**Saved entries**

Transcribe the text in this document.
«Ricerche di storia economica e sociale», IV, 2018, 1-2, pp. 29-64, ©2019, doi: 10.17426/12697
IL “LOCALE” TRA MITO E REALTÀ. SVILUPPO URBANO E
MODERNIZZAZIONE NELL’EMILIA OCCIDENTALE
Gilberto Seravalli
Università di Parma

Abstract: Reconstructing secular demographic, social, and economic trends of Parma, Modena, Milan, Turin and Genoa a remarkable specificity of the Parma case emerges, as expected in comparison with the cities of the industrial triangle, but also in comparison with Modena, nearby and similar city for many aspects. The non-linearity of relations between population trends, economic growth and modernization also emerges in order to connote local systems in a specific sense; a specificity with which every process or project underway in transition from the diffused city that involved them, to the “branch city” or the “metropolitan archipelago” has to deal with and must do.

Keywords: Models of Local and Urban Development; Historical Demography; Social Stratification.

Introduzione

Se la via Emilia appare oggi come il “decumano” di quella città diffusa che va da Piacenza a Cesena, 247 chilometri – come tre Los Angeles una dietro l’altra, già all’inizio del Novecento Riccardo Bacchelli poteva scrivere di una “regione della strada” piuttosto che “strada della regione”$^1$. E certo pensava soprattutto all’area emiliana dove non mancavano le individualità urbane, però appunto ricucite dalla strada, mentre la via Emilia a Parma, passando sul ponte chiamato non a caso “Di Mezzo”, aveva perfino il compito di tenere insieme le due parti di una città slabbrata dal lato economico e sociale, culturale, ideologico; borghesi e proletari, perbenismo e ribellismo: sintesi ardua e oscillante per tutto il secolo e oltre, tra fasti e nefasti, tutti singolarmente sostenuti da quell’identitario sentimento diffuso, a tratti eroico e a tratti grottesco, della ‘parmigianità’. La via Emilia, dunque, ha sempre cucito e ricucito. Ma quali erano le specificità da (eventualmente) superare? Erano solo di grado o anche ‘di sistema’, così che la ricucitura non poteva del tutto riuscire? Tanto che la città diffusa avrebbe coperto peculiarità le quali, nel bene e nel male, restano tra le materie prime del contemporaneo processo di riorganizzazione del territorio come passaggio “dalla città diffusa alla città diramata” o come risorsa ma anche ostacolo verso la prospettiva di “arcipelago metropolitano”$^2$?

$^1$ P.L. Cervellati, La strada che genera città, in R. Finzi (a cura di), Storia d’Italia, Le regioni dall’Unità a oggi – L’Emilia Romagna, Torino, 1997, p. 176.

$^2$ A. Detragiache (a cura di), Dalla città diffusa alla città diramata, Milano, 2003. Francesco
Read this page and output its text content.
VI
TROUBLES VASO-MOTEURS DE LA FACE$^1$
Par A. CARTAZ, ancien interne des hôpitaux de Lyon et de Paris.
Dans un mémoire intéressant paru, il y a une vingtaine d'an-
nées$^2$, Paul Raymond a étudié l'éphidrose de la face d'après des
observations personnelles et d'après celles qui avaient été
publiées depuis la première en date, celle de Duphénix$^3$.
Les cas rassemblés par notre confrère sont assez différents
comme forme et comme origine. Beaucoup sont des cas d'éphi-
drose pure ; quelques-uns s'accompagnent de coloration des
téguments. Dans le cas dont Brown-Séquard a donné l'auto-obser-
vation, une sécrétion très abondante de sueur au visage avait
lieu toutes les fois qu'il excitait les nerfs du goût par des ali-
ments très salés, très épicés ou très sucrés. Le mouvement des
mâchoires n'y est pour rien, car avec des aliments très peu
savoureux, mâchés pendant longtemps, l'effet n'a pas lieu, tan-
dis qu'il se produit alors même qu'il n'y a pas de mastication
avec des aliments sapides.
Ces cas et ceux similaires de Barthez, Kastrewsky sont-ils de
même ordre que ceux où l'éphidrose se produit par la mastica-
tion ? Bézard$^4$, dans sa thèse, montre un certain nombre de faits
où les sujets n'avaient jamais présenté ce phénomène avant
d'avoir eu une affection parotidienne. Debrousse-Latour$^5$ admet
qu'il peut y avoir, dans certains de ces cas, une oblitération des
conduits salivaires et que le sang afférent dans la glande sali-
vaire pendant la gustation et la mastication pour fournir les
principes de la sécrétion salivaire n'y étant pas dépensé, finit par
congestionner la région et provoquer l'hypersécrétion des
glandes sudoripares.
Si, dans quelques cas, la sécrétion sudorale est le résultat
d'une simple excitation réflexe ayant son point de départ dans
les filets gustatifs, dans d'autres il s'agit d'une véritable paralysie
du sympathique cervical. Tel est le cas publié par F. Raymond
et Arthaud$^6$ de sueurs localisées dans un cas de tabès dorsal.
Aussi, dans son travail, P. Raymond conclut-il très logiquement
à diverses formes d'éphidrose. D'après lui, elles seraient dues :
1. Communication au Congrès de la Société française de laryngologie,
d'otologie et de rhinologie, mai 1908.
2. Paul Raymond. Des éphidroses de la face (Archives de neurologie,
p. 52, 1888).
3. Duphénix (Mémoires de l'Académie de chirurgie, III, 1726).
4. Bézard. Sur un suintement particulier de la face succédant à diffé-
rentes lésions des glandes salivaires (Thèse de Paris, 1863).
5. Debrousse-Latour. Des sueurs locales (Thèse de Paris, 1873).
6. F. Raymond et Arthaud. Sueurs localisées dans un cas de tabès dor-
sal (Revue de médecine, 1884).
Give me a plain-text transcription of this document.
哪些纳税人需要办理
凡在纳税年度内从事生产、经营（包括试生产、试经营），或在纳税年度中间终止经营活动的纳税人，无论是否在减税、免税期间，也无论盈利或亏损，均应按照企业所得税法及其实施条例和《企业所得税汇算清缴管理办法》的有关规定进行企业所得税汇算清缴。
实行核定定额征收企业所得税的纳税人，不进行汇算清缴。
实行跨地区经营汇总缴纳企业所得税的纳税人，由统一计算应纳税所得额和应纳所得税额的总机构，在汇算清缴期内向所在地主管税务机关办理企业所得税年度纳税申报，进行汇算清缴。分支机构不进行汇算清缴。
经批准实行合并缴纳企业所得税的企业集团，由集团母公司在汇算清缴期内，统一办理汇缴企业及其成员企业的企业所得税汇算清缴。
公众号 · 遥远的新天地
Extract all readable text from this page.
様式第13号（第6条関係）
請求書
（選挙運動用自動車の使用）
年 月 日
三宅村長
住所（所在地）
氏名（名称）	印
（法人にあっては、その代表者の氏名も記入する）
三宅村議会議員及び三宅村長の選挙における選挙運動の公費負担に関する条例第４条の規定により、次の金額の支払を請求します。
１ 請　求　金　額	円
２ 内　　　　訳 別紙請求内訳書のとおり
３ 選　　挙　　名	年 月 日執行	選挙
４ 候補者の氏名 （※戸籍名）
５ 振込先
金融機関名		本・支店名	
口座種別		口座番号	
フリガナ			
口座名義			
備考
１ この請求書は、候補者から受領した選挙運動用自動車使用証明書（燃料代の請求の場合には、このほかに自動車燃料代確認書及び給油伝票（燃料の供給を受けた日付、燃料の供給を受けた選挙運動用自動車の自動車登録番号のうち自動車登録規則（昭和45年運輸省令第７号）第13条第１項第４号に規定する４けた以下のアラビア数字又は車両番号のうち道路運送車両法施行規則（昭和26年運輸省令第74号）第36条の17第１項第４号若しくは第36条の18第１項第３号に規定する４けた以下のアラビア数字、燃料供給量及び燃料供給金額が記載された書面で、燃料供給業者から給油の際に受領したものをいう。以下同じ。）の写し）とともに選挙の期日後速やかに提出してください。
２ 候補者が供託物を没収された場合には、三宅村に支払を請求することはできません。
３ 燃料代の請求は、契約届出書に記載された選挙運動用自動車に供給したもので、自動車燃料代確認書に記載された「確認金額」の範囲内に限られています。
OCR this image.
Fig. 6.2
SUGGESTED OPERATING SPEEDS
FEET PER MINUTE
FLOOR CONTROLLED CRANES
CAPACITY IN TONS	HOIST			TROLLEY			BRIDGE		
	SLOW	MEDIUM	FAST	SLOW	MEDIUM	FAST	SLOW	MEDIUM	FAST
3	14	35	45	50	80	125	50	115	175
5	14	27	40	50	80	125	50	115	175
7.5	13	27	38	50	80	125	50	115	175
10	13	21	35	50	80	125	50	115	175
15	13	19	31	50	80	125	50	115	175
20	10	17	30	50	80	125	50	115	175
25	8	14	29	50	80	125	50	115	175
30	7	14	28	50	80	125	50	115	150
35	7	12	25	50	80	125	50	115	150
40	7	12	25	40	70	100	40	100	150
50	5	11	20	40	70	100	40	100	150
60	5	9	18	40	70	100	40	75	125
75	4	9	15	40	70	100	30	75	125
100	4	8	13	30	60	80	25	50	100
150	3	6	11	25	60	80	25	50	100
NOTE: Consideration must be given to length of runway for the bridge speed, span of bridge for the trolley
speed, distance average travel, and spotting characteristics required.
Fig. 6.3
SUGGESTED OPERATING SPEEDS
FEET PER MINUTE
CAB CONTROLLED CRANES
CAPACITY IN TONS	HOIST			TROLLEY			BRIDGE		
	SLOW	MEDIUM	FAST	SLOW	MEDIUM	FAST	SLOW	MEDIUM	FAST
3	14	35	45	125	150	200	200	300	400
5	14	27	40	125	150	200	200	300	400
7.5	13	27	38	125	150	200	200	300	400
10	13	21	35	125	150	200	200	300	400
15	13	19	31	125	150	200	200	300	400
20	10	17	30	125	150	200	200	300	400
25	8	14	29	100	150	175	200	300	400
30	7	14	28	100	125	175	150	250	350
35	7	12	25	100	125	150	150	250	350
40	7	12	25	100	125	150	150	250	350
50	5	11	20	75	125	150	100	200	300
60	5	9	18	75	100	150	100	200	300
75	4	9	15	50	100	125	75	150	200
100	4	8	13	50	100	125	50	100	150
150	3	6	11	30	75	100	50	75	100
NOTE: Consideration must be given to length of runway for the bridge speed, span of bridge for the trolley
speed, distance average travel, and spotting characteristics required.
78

**What you should do**
Of all the lines above, how many contain "Duphénix"? Give the number and nothing more.

**Written reply**
2